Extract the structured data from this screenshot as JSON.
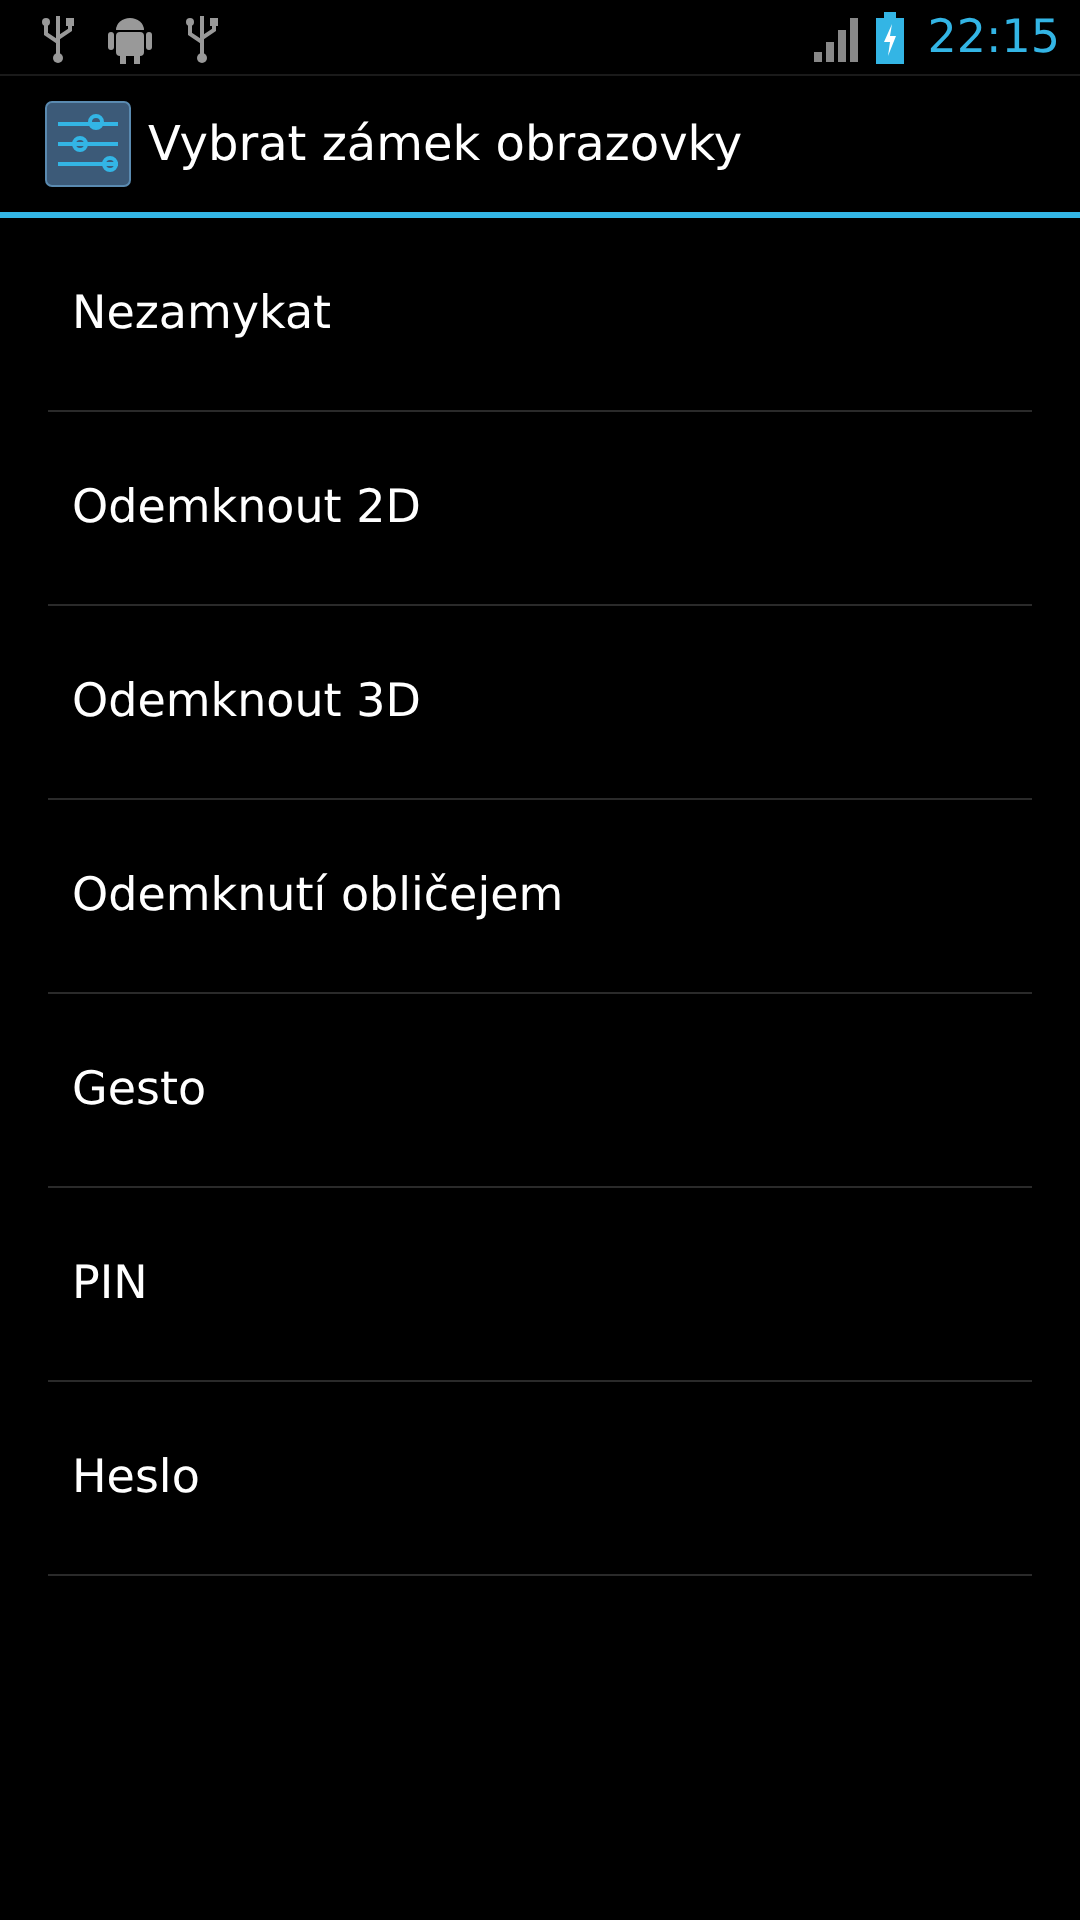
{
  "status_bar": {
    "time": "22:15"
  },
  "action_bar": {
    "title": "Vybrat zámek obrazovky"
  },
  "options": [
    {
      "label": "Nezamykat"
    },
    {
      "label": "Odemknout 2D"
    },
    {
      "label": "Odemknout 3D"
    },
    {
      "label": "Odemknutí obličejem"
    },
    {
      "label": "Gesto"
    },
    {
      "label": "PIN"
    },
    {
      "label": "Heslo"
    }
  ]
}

What is expected –
Reproduce each line exactly, please, except for any pictures.

Task output –
Extract the structured data from this screenshot as JSON.
{
  "status_bar": {
    "time": "22:15"
  },
  "action_bar": {
    "title": "Vybrat zámek obrazovky"
  },
  "options": [
    {
      "label": "Nezamykat"
    },
    {
      "label": "Odemknout 2D"
    },
    {
      "label": "Odemknout 3D"
    },
    {
      "label": "Odemknutí obličejem"
    },
    {
      "label": "Gesto"
    },
    {
      "label": "PIN"
    },
    {
      "label": "Heslo"
    }
  ]
}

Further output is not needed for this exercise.